◆ **Brief**: Tally all lines containing the word "title". Give the number alone.

-=-=-=-=-

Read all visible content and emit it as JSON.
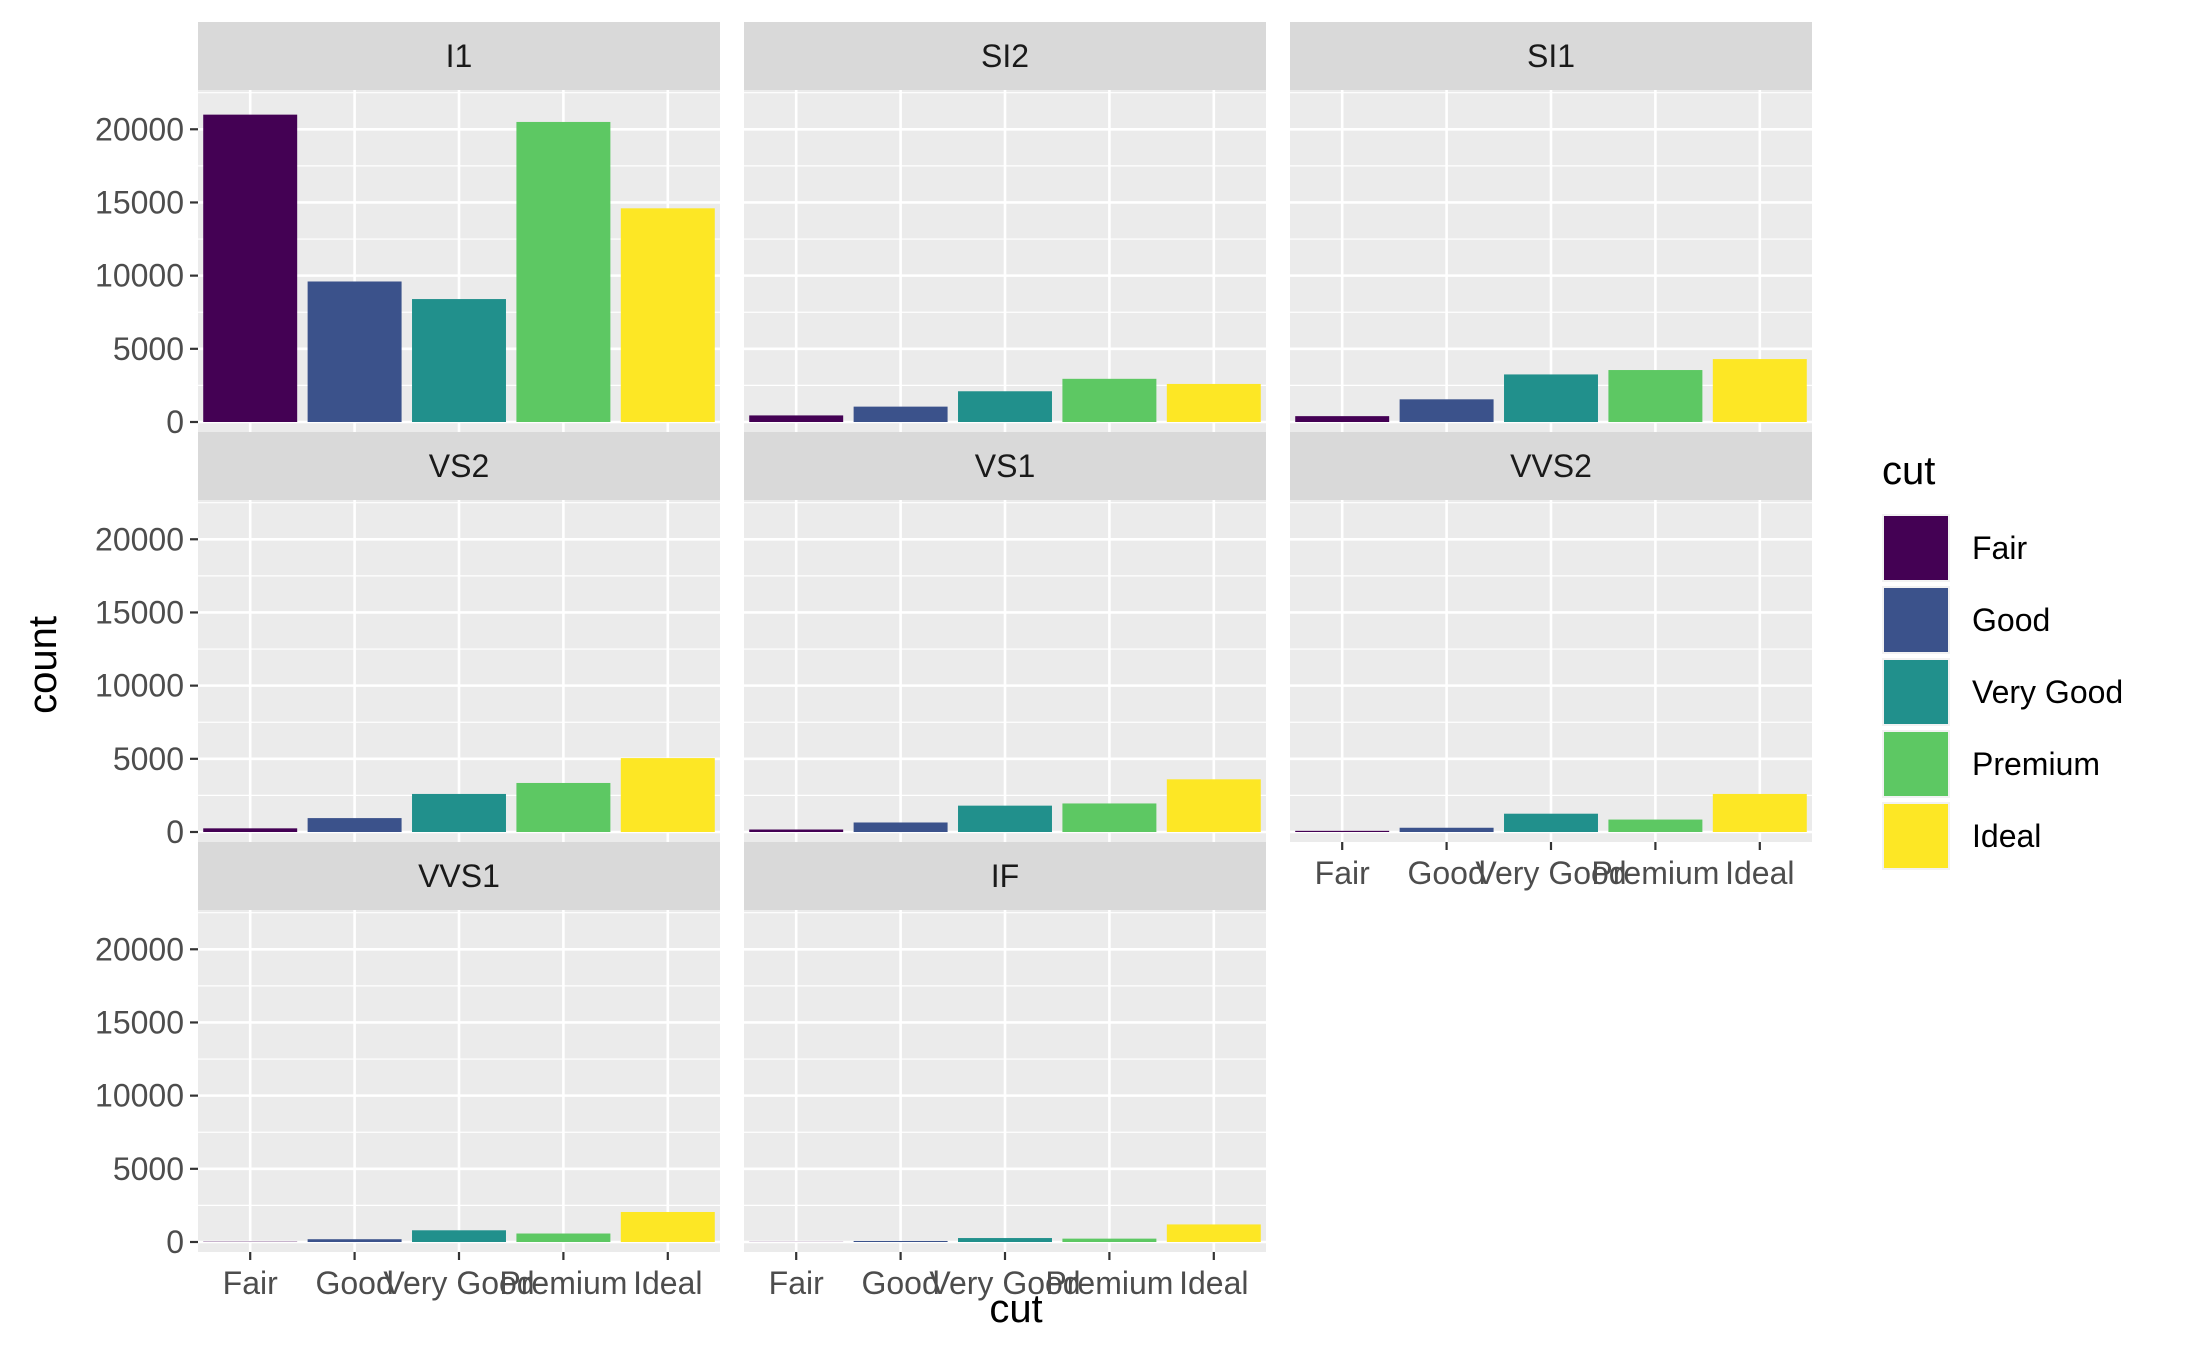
{
  "chart_data": {
    "type": "bar",
    "facet_by": "clarity",
    "xlabel": "cut",
    "ylabel": "count",
    "ylim": [
      0,
      22000
    ],
    "y_ticks": [
      0,
      5000,
      10000,
      15000,
      20000
    ],
    "y_tick_labels": [
      "0",
      "5000",
      "10000",
      "15000",
      "20000"
    ],
    "categories": [
      "Fair",
      "Good",
      "Very Good",
      "Premium",
      "Ideal"
    ],
    "colors": [
      "#440154",
      "#3b528b",
      "#21908c",
      "#5dc863",
      "#fde725"
    ],
    "panel_background": "#ebebeb",
    "strip_background": "#d9d9d9",
    "grid": true,
    "legend": {
      "title": "cut",
      "placement": "right",
      "entries": [
        "Fair",
        "Good",
        "Very Good",
        "Premium",
        "Ideal"
      ]
    },
    "panels": [
      {
        "title": "I1",
        "values": [
          21000,
          9600,
          8400,
          20500,
          14600
        ]
      },
      {
        "title": "SI2",
        "values": [
          450,
          1050,
          2100,
          2950,
          2600
        ]
      },
      {
        "title": "SI1",
        "values": [
          400,
          1550,
          3250,
          3550,
          4300
        ]
      },
      {
        "title": "VS2",
        "values": [
          250,
          950,
          2600,
          3350,
          5050
        ]
      },
      {
        "title": "VS1",
        "values": [
          170,
          650,
          1800,
          1950,
          3600
        ]
      },
      {
        "title": "VVS2",
        "values": [
          80,
          290,
          1250,
          850,
          2600
        ]
      },
      {
        "title": "VVS1",
        "values": [
          20,
          190,
          800,
          580,
          2050
        ]
      },
      {
        "title": "IF",
        "values": [
          10,
          70,
          270,
          230,
          1200
        ]
      }
    ]
  }
}
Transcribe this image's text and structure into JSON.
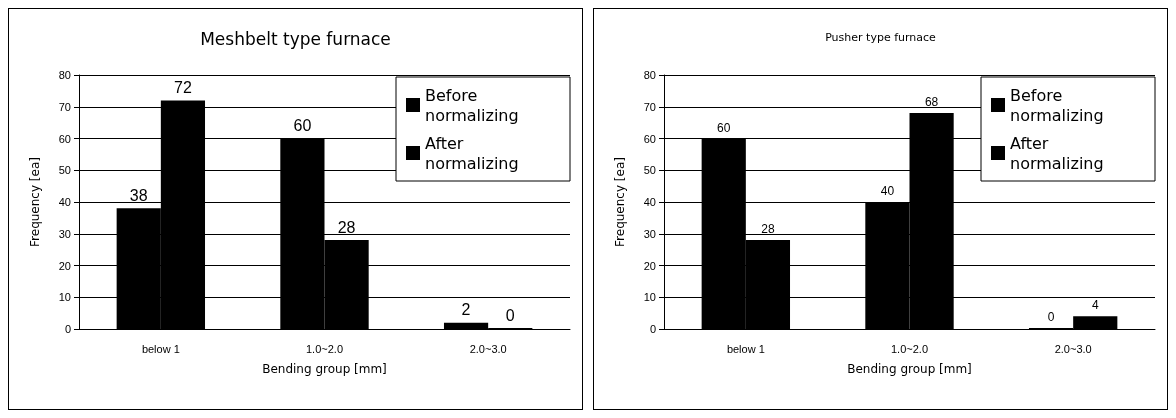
{
  "chart_data": [
    {
      "type": "bar",
      "title": "Meshbelt type furnace",
      "xlabel": "Bending group [mm]",
      "ylabel": "Frequency [ea]",
      "categories": [
        "below 1",
        "1.0~2.0",
        "2.0~3.0"
      ],
      "series": [
        {
          "name": "Before normalizing",
          "color": "#000000",
          "values": [
            38,
            60,
            2
          ]
        },
        {
          "name": "After normalizing",
          "color": "#000000",
          "values": [
            72,
            28,
            0
          ]
        }
      ],
      "ylim": [
        0,
        80
      ],
      "yticks": [
        0,
        10,
        20,
        30,
        40,
        50,
        60,
        70,
        80
      ],
      "grid": "y",
      "legend": "top right",
      "data_labels": true
    },
    {
      "type": "bar",
      "title": "Pusher type furnace",
      "xlabel": "Bending group [mm]",
      "ylabel": "Frequency [ea]",
      "categories": [
        "below 1",
        "1.0~2.0",
        "2.0~3.0"
      ],
      "series": [
        {
          "name": "Before normalizing",
          "color": "#000000",
          "values": [
            60,
            40,
            0
          ]
        },
        {
          "name": "After normalizing",
          "color": "#000000",
          "values": [
            28,
            68,
            4
          ]
        }
      ],
      "ylim": [
        0,
        80
      ],
      "yticks": [
        0,
        10,
        20,
        30,
        40,
        50,
        60,
        70,
        80
      ],
      "grid": "y",
      "legend": "top right",
      "data_labels": true
    }
  ]
}
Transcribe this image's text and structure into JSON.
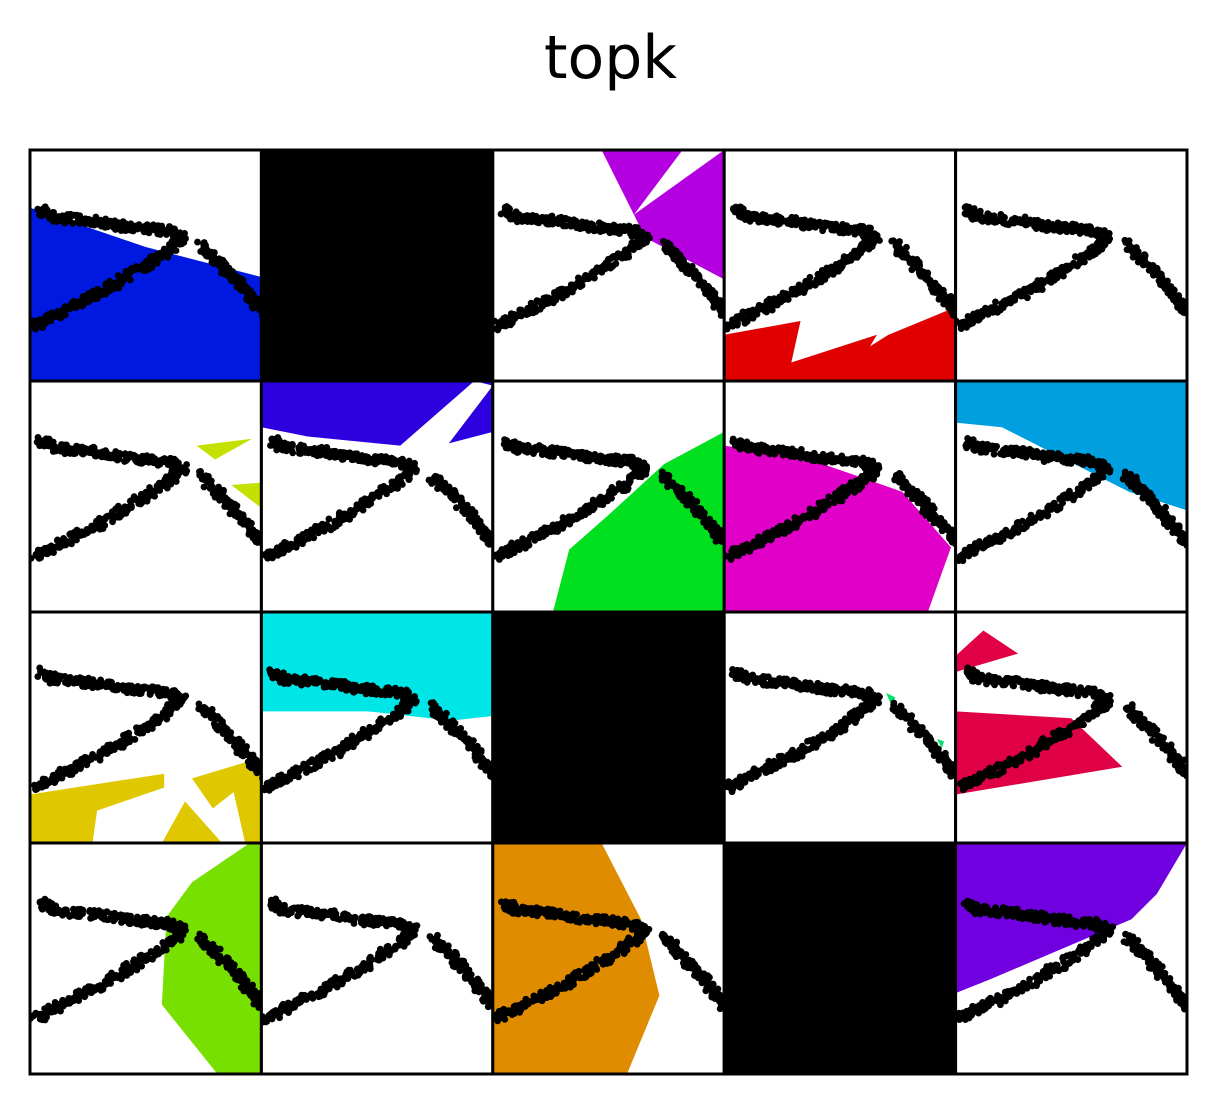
{
  "title": "topk",
  "grid": {
    "rows": 4,
    "cols": 5
  },
  "point_color": "#000000",
  "panels": [
    {
      "index": 0,
      "fill": "#0019e0",
      "blank": false,
      "region": "blue-bottom-left"
    },
    {
      "index": 1,
      "fill": "#000000",
      "blank": true,
      "region": "all-black"
    },
    {
      "index": 2,
      "fill": "#b400e0",
      "blank": false,
      "region": "purple-top-right"
    },
    {
      "index": 3,
      "fill": "#e00000",
      "blank": false,
      "region": "red-bottom"
    },
    {
      "index": 4,
      "fill": "#ffffff",
      "blank": false,
      "region": "empty"
    },
    {
      "index": 5,
      "fill": "#c3e000",
      "blank": false,
      "region": "yellow-green-small"
    },
    {
      "index": 6,
      "fill": "#2d00e0",
      "blank": false,
      "region": "indigo-top"
    },
    {
      "index": 7,
      "fill": "#00e01e",
      "blank": false,
      "region": "green-bottom-right"
    },
    {
      "index": 8,
      "fill": "#e000c8",
      "blank": false,
      "region": "magenta-bottom"
    },
    {
      "index": 9,
      "fill": "#00a0e0",
      "blank": false,
      "region": "sky-top-right"
    },
    {
      "index": 10,
      "fill": "#e0c800",
      "blank": false,
      "region": "yellow-bottom"
    },
    {
      "index": 11,
      "fill": "#00e6e6",
      "blank": false,
      "region": "cyan-top"
    },
    {
      "index": 12,
      "fill": "#000000",
      "blank": true,
      "region": "all-black"
    },
    {
      "index": 13,
      "fill": "#00e06e",
      "blank": false,
      "region": "green-tiny"
    },
    {
      "index": 14,
      "fill": "#e00046",
      "blank": false,
      "region": "crimson-left"
    },
    {
      "index": 15,
      "fill": "#78e000",
      "blank": false,
      "region": "lime-right"
    },
    {
      "index": 16,
      "fill": "#ffffff",
      "blank": false,
      "region": "empty"
    },
    {
      "index": 17,
      "fill": "#e08c00",
      "blank": false,
      "region": "orange-left"
    },
    {
      "index": 18,
      "fill": "#000000",
      "blank": true,
      "region": "all-black"
    },
    {
      "index": 19,
      "fill": "#7000e0",
      "blank": false,
      "region": "violet-top-left"
    }
  ]
}
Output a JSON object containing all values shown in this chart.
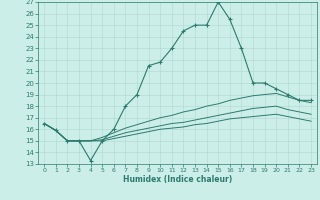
{
  "xlabel": "Humidex (Indice chaleur)",
  "bg_color": "#cceee8",
  "line_color": "#2d7a6e",
  "grid_color": "#b0d8d0",
  "xlim": [
    -0.5,
    23.5
  ],
  "ylim": [
    13,
    27
  ],
  "xticks": [
    0,
    1,
    2,
    3,
    4,
    5,
    6,
    7,
    8,
    9,
    10,
    11,
    12,
    13,
    14,
    15,
    16,
    17,
    18,
    19,
    20,
    21,
    22,
    23
  ],
  "yticks": [
    13,
    14,
    15,
    16,
    17,
    18,
    19,
    20,
    21,
    22,
    23,
    24,
    25,
    26,
    27
  ],
  "line1_x": [
    0,
    1,
    2,
    3,
    4,
    5,
    6,
    7,
    8,
    9,
    10,
    11,
    12,
    13,
    14,
    15,
    16,
    17,
    18,
    19,
    20,
    21,
    22,
    23
  ],
  "line1_y": [
    16.5,
    15.9,
    15.0,
    15.0,
    13.3,
    15.0,
    16.0,
    18.0,
    19.0,
    21.5,
    21.8,
    23.0,
    24.5,
    25.0,
    25.0,
    27.0,
    25.5,
    23.0,
    20.0,
    20.0,
    19.5,
    19.0,
    18.5,
    18.5
  ],
  "line2_x": [
    0,
    1,
    2,
    3,
    4,
    5,
    6,
    7,
    8,
    9,
    10,
    11,
    12,
    13,
    14,
    15,
    16,
    17,
    18,
    19,
    20,
    21,
    22,
    23
  ],
  "line2_y": [
    16.5,
    15.9,
    15.0,
    15.0,
    15.0,
    15.3,
    15.7,
    16.1,
    16.4,
    16.7,
    17.0,
    17.2,
    17.5,
    17.7,
    18.0,
    18.2,
    18.5,
    18.7,
    18.9,
    19.0,
    19.1,
    18.8,
    18.5,
    18.3
  ],
  "line3_x": [
    0,
    1,
    2,
    3,
    4,
    5,
    6,
    7,
    8,
    9,
    10,
    11,
    12,
    13,
    14,
    15,
    16,
    17,
    18,
    19,
    20,
    21,
    22,
    23
  ],
  "line3_y": [
    16.5,
    15.9,
    15.0,
    15.0,
    15.0,
    15.1,
    15.4,
    15.7,
    15.9,
    16.1,
    16.3,
    16.5,
    16.6,
    16.8,
    17.0,
    17.2,
    17.4,
    17.6,
    17.8,
    17.9,
    18.0,
    17.7,
    17.5,
    17.3
  ],
  "line4_x": [
    0,
    1,
    2,
    3,
    4,
    5,
    6,
    7,
    8,
    9,
    10,
    11,
    12,
    13,
    14,
    15,
    16,
    17,
    18,
    19,
    20,
    21,
    22,
    23
  ],
  "line4_y": [
    16.5,
    15.9,
    15.0,
    15.0,
    15.0,
    15.0,
    15.2,
    15.4,
    15.6,
    15.8,
    16.0,
    16.1,
    16.2,
    16.4,
    16.5,
    16.7,
    16.9,
    17.0,
    17.1,
    17.2,
    17.3,
    17.1,
    16.9,
    16.7
  ]
}
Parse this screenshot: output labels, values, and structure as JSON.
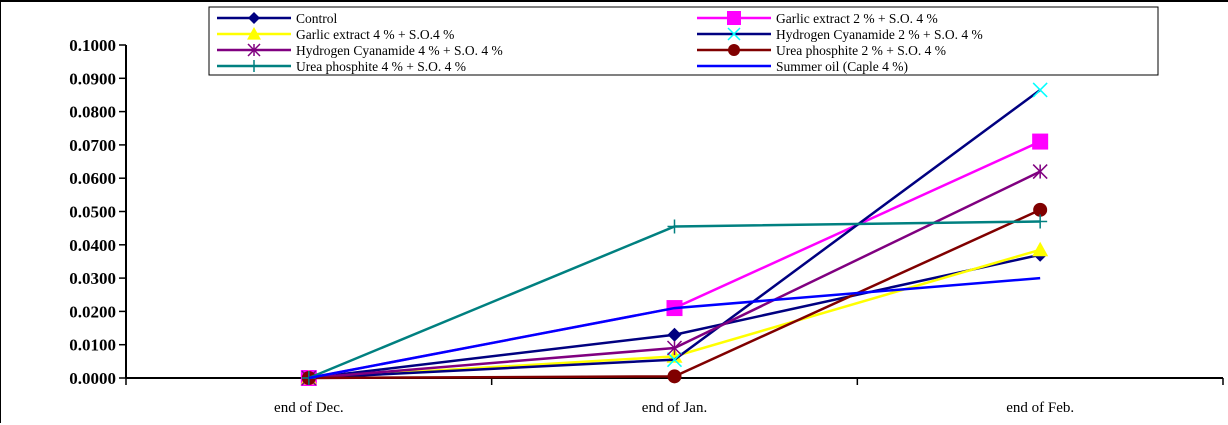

-=-=-=-=-

◆ **Exercise result**: 12